OBJECTIVE
Could you write out the records below exactly as they appear?

___ DATA FOR THE TASK

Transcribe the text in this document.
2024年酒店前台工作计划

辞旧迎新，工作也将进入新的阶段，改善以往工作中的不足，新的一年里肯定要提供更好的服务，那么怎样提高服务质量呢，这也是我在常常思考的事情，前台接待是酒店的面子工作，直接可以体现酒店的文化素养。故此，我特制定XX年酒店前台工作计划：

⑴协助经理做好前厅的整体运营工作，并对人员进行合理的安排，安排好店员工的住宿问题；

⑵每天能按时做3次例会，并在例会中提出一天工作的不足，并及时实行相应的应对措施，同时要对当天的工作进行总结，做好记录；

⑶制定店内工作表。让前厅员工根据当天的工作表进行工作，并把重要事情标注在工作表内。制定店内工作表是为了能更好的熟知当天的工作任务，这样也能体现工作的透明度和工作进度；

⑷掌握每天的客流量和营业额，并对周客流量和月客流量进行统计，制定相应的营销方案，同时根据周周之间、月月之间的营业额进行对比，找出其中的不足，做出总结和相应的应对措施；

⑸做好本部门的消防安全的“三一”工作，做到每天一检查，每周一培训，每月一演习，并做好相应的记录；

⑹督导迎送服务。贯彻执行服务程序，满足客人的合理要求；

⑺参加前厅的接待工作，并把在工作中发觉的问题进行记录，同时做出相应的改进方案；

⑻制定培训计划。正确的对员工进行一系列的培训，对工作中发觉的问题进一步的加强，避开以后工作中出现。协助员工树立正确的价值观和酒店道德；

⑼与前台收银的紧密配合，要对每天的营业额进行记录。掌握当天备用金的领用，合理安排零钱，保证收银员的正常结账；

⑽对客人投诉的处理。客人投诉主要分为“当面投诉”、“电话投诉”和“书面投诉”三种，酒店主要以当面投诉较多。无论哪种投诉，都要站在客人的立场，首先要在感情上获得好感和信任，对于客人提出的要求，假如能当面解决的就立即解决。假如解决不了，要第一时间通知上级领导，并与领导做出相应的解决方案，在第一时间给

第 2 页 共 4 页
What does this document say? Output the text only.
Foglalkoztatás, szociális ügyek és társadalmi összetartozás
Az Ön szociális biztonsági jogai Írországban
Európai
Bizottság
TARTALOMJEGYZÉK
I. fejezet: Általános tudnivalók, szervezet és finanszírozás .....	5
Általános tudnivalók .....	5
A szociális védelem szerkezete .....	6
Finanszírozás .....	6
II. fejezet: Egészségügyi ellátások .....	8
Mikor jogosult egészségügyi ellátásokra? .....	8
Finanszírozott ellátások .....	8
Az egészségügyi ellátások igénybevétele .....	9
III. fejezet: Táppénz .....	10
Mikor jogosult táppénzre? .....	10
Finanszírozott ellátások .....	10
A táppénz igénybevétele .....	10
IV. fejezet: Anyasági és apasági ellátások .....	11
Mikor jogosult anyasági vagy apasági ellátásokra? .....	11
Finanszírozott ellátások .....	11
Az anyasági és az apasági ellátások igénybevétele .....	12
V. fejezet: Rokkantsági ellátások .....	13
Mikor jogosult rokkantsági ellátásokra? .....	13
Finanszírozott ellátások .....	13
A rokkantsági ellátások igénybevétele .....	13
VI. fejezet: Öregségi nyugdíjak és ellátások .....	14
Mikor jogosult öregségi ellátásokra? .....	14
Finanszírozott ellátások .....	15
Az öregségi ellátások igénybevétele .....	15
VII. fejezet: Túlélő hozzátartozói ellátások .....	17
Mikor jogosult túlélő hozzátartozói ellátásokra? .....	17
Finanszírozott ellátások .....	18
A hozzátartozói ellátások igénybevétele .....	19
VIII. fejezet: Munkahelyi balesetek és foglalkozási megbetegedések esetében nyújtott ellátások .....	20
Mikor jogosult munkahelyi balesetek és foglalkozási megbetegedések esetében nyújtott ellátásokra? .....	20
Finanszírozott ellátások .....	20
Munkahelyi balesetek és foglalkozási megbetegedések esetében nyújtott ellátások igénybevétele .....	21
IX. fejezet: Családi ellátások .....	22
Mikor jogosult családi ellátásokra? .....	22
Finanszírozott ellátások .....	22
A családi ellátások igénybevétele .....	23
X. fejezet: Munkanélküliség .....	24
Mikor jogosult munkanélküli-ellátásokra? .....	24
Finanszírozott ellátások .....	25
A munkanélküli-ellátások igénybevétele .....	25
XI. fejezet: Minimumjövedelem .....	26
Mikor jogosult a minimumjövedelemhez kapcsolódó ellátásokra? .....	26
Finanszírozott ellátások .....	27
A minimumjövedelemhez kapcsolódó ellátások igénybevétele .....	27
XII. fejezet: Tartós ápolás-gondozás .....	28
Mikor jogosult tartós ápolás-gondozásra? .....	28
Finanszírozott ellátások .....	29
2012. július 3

______

EXERCISE OUTPUT
Transcribe the text in this document.
2024年酒店前台工作计划

辞旧迎新，工作也将进入新的阶段，改善以往工作中的不足，新的一年里肯定要提供更好的服务，那么怎样提高服务质量呢，这也是我在常常思考的事情，前台接待是酒店的面子工作，直接可以体现酒店的文化素养。故此，我特制定XX年酒店前台工作计划：

⑴协助经理做好前厅的整体运营工作，并对人员进行合理的安排，安排好店员工的住宿问题；

⑵每天能按时做3次例会，并在例会中提出一天工作的不足，并及时实行相应的应对措施，同时要对当天的工作进行总结，做好记录；

⑶制定店内工作表。让前厅员工根据当天的工作表进行工作，并把重要事情标注在工作表内。制定店内工作表是为了能更好的熟知当天的工作任务，这样也能体现工作的透明度和工作进度；

⑷掌握每天的客流量和营业额，并对周客流量和月客流量进行统计，制定相应的营销方案，同时根据周周之间、月月之间的营业额进行对比，找出其中的不足，做出总结和相应的应对措施；

⑸做好本部门的消防安全的“三一”工作，做到每天一检查，每周一培训，每月一演习，并做好相应的记录；

⑹督导迎送服务。贯彻执行服务程序，满足客人的合理要求；

⑺参加前厅的接待工作，并把在工作中发觉的问题进行记录，同时做出相应的改进方案；

⑻制定培训计划。正确的对员工进行一系列的培训，对工作中发觉的问题进一步的加强，避开以后工作中出现。协助员工树立正确的价值观和酒店道德；

⑼与前台收银的紧密配合，要对每天的营业额进行记录。掌握当天备用金的领用，合理安排零钱，保证收银员的正常结账；

⑽对客人投诉的处理。客人投诉主要分为“当面投诉”、“电话投诉”和“书面投诉”三种，酒店主要以当面投诉较多。无论哪种投诉，都要站在客人的立场，首先要在感情上获得好感和信任，对于客人提出的要求，假如能当面解决的就立即解决。假如解决不了，要第一时间通知上级领导，并与领导做出相应的解决方案，在第一时间给

第 2 页 共 4 页
What does this document say? Output the text only.
Foglalkoztatás, szociális ügyek és társadalmi összetartozás
Az Ön szociális biztonsági jogai Írországban
Európai
Bizottság
TARTALOMJEGYZÉK
I. fejezet: Általános tudnivalók, szervezet és finanszírozás .....	5
Általános tudnivalók .....	5
A szociális védelem szerkezete .....	6
Finanszírozás .....	6
II. fejezet: Egészségügyi ellátások .....	8
Mikor jogosult egészségügyi ellátásokra? .....	8
Finanszírozott ellátások .....	8
Az egészségügyi ellátások igénybevétele .....	9
III. fejezet: Táppénz .....	10
Mikor jogosult táppénzre? .....	10
Finanszírozott ellátások .....	10
A táppénz igénybevétele .....	10
IV. fejezet: Anyasági és apasági ellátások .....	11
Mikor jogosult anyasági vagy apasági ellátásokra? .....	11
Finanszírozott ellátások .....	11
Az anyasági és az apasági ellátások igénybevétele .....	12
V. fejezet: Rokkantsági ellátások .....	13
Mikor jogosult rokkantsági ellátásokra? .....	13
Finanszírozott ellátások .....	13
A rokkantsági ellátások igénybevétele .....	13
VI. fejezet: Öregségi nyugdíjak és ellátások .....	14
Mikor jogosult öregségi ellátásokra? .....	14
Finanszírozott ellátások .....	15
Az öregségi ellátások igénybevétele .....	15
VII. fejezet: Túlélő hozzátartozói ellátások .....	17
Mikor jogosult túlélő hozzátartozói ellátásokra? .....	17
Finanszírozott ellátások .....	18
A hozzátartozói ellátások igénybevétele .....	19
VIII. fejezet: Munkahelyi balesetek és foglalkozási megbetegedések esetében nyújtott ellátások .....	20
Mikor jogosult munkahelyi balesetek és foglalkozási megbetegedések esetében nyújtott ellátásokra? .....	20
Finanszírozott ellátások .....	20
Munkahelyi balesetek és foglalkozási megbetegedések esetében nyújtott ellátások igénybevétele .....	21
IX. fejezet: Családi ellátások .....	22
Mikor jogosult családi ellátásokra? .....	22
Finanszírozott ellátások .....	22
A családi ellátások igénybevétele .....	23
X. fejezet: Munkanélküliség .....	24
Mikor jogosult munkanélküli-ellátásokra? .....	24
Finanszírozott ellátások .....	25
A munkanélküli-ellátások igénybevétele .....	25
XI. fejezet: Minimumjövedelem .....	26
Mikor jogosult a minimumjövedelemhez kapcsolódó ellátásokra? .....	26
Finanszírozott ellátások .....	27
A minimumjövedelemhez kapcsolódó ellátások igénybevétele .....	27
XII. fejezet: Tartós ápolás-gondozás .....	28
Mikor jogosult tartós ápolás-gondozásra? .....	28
Finanszírozott ellátások .....	29
2012. július 3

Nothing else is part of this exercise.